• _Stated goal_: Each line of the data that includes the string "心理测验" is to be copied out.

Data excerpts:
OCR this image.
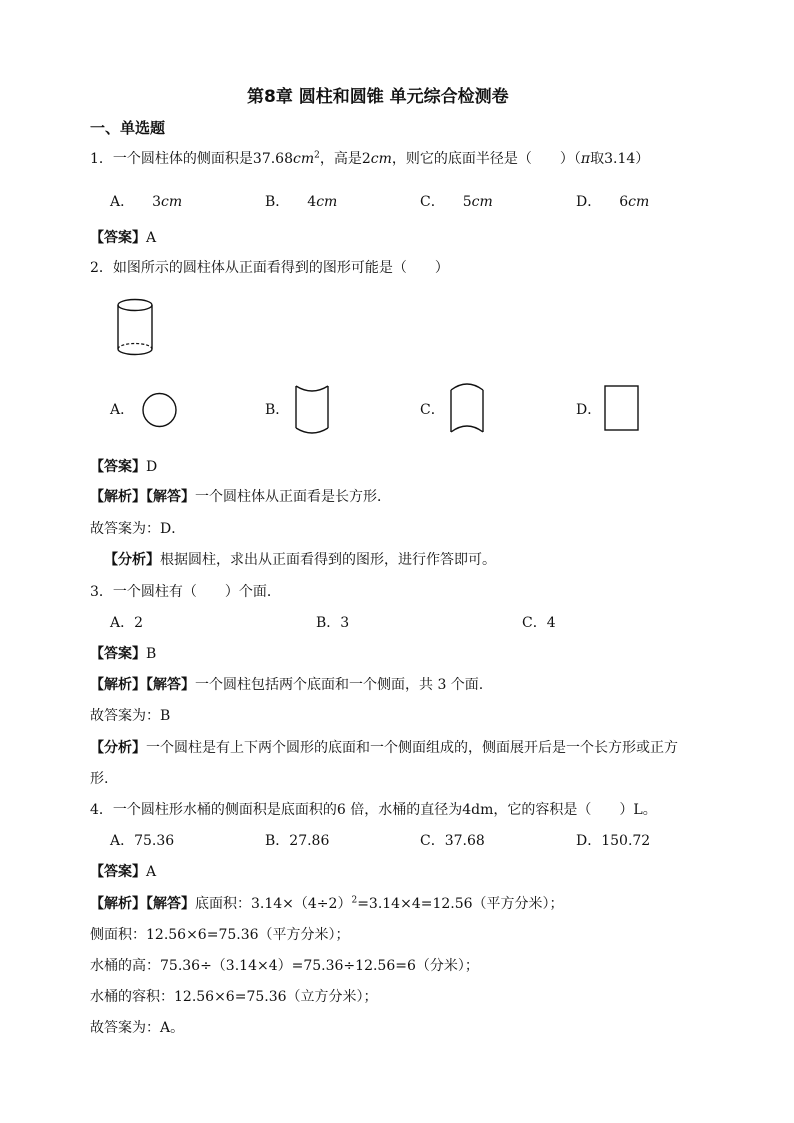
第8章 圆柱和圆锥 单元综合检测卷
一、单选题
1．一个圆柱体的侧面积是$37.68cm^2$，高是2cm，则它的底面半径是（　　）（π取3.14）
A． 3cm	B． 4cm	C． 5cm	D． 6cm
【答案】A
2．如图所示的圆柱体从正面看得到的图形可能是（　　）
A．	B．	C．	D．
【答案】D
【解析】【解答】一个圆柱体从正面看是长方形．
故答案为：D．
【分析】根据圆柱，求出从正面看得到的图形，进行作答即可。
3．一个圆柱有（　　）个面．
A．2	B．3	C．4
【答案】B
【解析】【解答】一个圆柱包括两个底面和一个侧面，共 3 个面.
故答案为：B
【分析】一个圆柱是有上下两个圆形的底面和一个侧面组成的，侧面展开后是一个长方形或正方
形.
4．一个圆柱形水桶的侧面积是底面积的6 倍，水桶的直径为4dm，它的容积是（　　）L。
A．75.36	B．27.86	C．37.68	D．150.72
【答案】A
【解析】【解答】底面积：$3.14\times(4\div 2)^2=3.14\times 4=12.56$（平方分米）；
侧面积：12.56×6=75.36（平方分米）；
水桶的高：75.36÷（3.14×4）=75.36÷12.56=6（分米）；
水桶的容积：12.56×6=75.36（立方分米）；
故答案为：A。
==
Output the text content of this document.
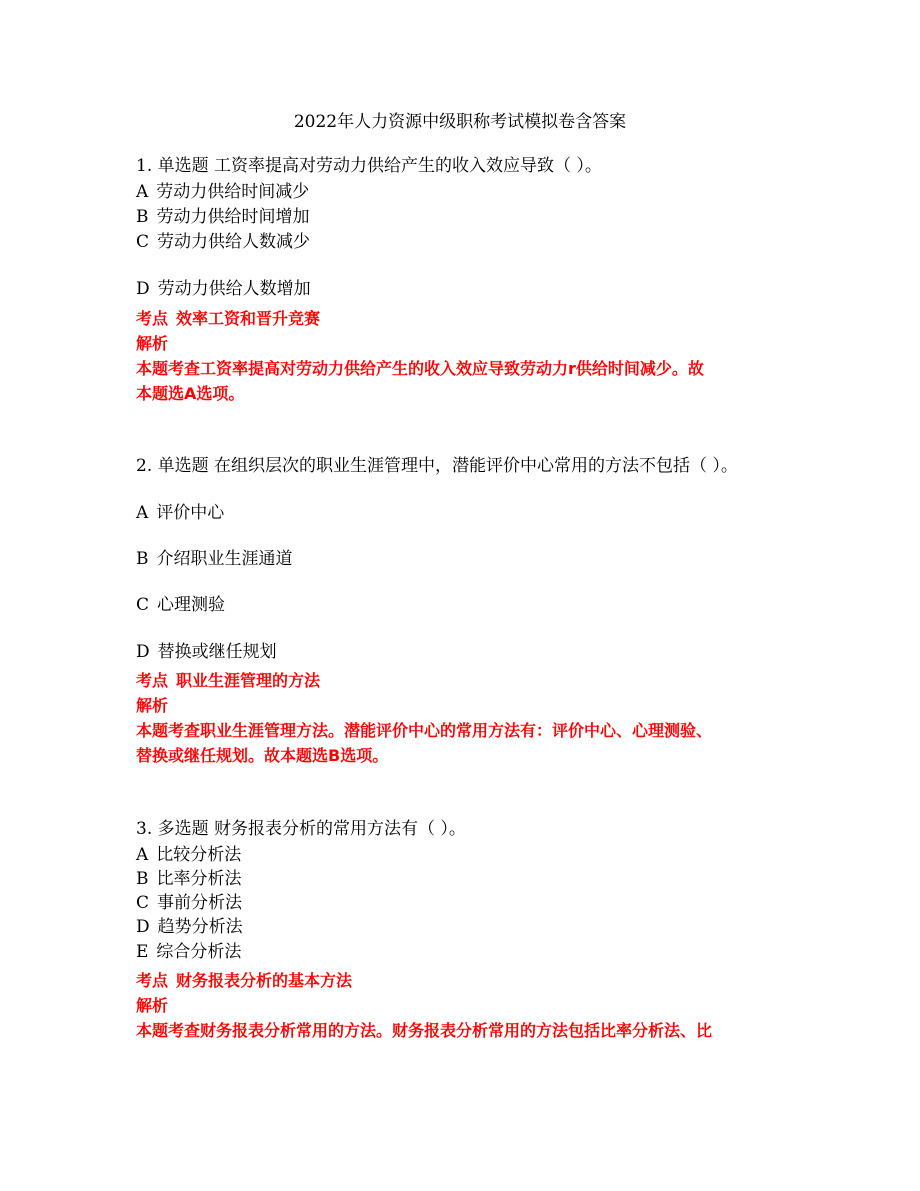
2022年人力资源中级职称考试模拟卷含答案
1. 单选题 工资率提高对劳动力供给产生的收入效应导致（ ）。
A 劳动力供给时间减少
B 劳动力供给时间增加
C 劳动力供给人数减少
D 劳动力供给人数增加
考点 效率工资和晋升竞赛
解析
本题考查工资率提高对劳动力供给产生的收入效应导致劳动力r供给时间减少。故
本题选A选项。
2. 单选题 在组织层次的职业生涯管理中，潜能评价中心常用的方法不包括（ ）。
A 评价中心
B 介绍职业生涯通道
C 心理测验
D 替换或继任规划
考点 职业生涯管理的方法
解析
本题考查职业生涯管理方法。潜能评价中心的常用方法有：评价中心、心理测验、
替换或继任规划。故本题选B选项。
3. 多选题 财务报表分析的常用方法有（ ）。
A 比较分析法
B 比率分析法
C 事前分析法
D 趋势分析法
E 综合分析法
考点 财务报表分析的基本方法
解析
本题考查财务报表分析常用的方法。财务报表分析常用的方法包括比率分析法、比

• _Reply_:
C 心理测验
本题考查职业生涯管理方法。潜能评价中心的常用方法有：评价中心、心理测验、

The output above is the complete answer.